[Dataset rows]
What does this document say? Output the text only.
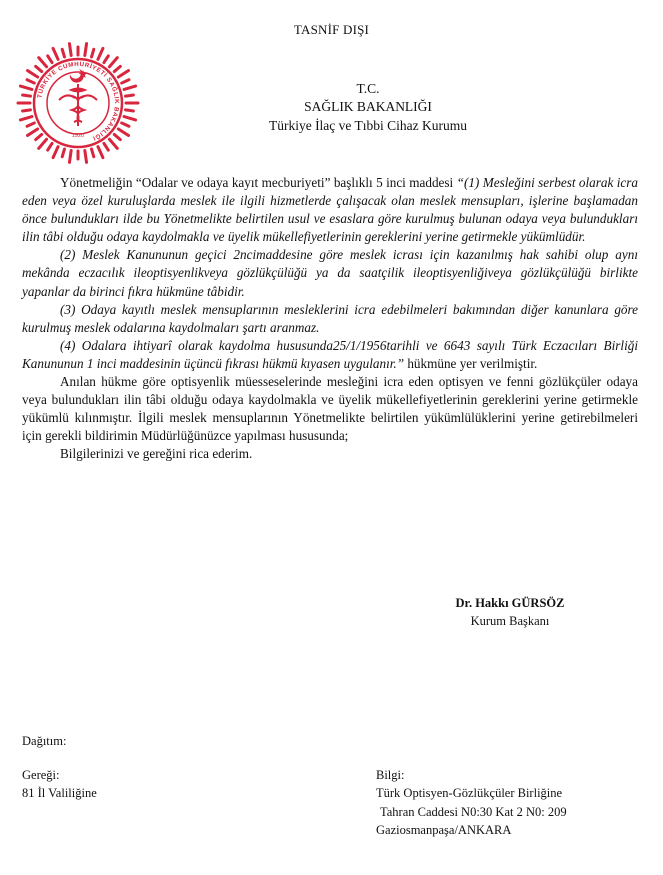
TASNİF DIŞI
TÜRKİYE CUMHURİYETİ SAĞLIK BAKANLIĞI
1920
T.C.
SAĞLIK BAKANLIĞI
Türkiye İlaç ve Tıbbi Cihaz Kurumu

Yönetmeliğin “Odalar ve odaya kayıt mecburiyeti” başlıklı 5 inci maddesi “(1) Mesleğini serbest olarak icra eden veya özel kuruluşlarda meslek ile ilgili hizmetlerde çalışacak olan meslek mensupları, işlerine başlamadan önce bulundukları ilde bu Yönetmelikte belirtilen usul ve esaslara göre kurulmuş bulunan odaya veya bulundukları ilin tâbi olduğu odaya kaydolmakla ve üyelik mükellefiyetlerinin gereklerini yerine getirmekle yükümlüdür.

(2) Meslek Kanununun geçici 2ncimaddesine göre meslek icrası için kazanılmış hak sahibi olup aynı mekânda eczacılık ileoptisyenlikveya gözlükçülüğü ya da saatçilik ileoptisyenliğiveya gözlükçülüğü birlikte yapanlar da birinci fıkra hükmüne tâbidir.

(3) Odaya kayıtlı meslek mensuplarının mesleklerini icra edebilmeleri bakımından diğer kanunlara göre kurulmuş meslek odalarına kaydolmaları şartı aranmaz.

(4) Odalara ihtiyarî olarak kaydolma hususunda25/1/1956tarihli ve 6643 sayılı Türk Eczacıları Birliği Kanununun 1 inci maddesinin üçüncü fıkrası hükmü kıyasen uygulanır.” hükmüne yer verilmiştir.

Anılan hükme göre optisyenlik müesseselerinde mesleğini icra eden optisyen ve fenni gözlükçüler odaya veya bulundukları ilin tâbi olduğu odaya kaydolmakla ve üyelik mükellefiyetlerinin gereklerini yerine getirmekle yükümlü kılınmıştır. İlgili meslek mensuplarının Yönetmelikte belirtilen yükümlülüklerini yerine getirebilmeleri için gerekli bildirimin Müdürlüğünüzce yapılması hususunda;

Bilgilerinizi ve gereğini rica ederim.

Dr. Hakkı GÜRSÖZ
Kurum Başkanı
Dağıtım:
Gereği:
81 İl Valiliğine
Bilgi:
Türk Optisyen-Gözlükçüler Birliğine
Tahran Caddesi N0:30 Kat 2 N0: 209
Gaziosmanpaşa/ANKARA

= Challenge =
Exclude all images and restate the records above word for word.

= Result below =
What does this document say? Output the text only.
TASNİF DIŞI
TÜRKİYE CUMHURİYETİ SAĞLIK BAKANLIĞI
1920
T.C.
SAĞLIK BAKANLIĞI
Türkiye İlaç ve Tıbbi Cihaz Kurumu

Yönetmeliğin “Odalar ve odaya kayıt mecburiyeti” başlıklı 5 inci maddesi “(1) Mesleğini serbest olarak icra eden veya özel kuruluşlarda meslek ile ilgili hizmetlerde çalışacak olan meslek mensupları, işlerine başlamadan önce bulundukları ilde bu Yönetmelikte belirtilen usul ve esaslara göre kurulmuş bulunan odaya veya bulundukları ilin tâbi olduğu odaya kaydolmakla ve üyelik mükellefiyetlerinin gereklerini yerine getirmekle yükümlüdür.

(2) Meslek Kanununun geçici 2ncimaddesine göre meslek icrası için kazanılmış hak sahibi olup aynı mekânda eczacılık ileoptisyenlikveya gözlükçülüğü ya da saatçilik ileoptisyenliğiveya gözlükçülüğü birlikte yapanlar da birinci fıkra hükmüne tâbidir.

(3) Odaya kayıtlı meslek mensuplarının mesleklerini icra edebilmeleri bakımından diğer kanunlara göre kurulmuş meslek odalarına kaydolmaları şartı aranmaz.

(4) Odalara ihtiyarî olarak kaydolma hususunda25/1/1956tarihli ve 6643 sayılı Türk Eczacıları Birliği Kanununun 1 inci maddesinin üçüncü fıkrası hükmü kıyasen uygulanır.” hükmüne yer verilmiştir.

Anılan hükme göre optisyenlik müesseselerinde mesleğini icra eden optisyen ve fenni gözlükçüler odaya veya bulundukları ilin tâbi olduğu odaya kaydolmakla ve üyelik mükellefiyetlerinin gereklerini yerine getirmekle yükümlü kılınmıştır. İlgili meslek mensuplarının Yönetmelikte belirtilen yükümlülüklerini yerine getirebilmeleri için gerekli bildirimin Müdürlüğünüzce yapılması hususunda;

Bilgilerinizi ve gereğini rica ederim.

Dr. Hakkı GÜRSÖZ
Kurum Başkanı
Dağıtım:
Gereği:
81 İl Valiliğine
Bilgi:
Türk Optisyen-Gözlükçüler Birliğine
Tahran Caddesi N0:30 Kat 2 N0: 209
Gaziosmanpaşa/ANKARA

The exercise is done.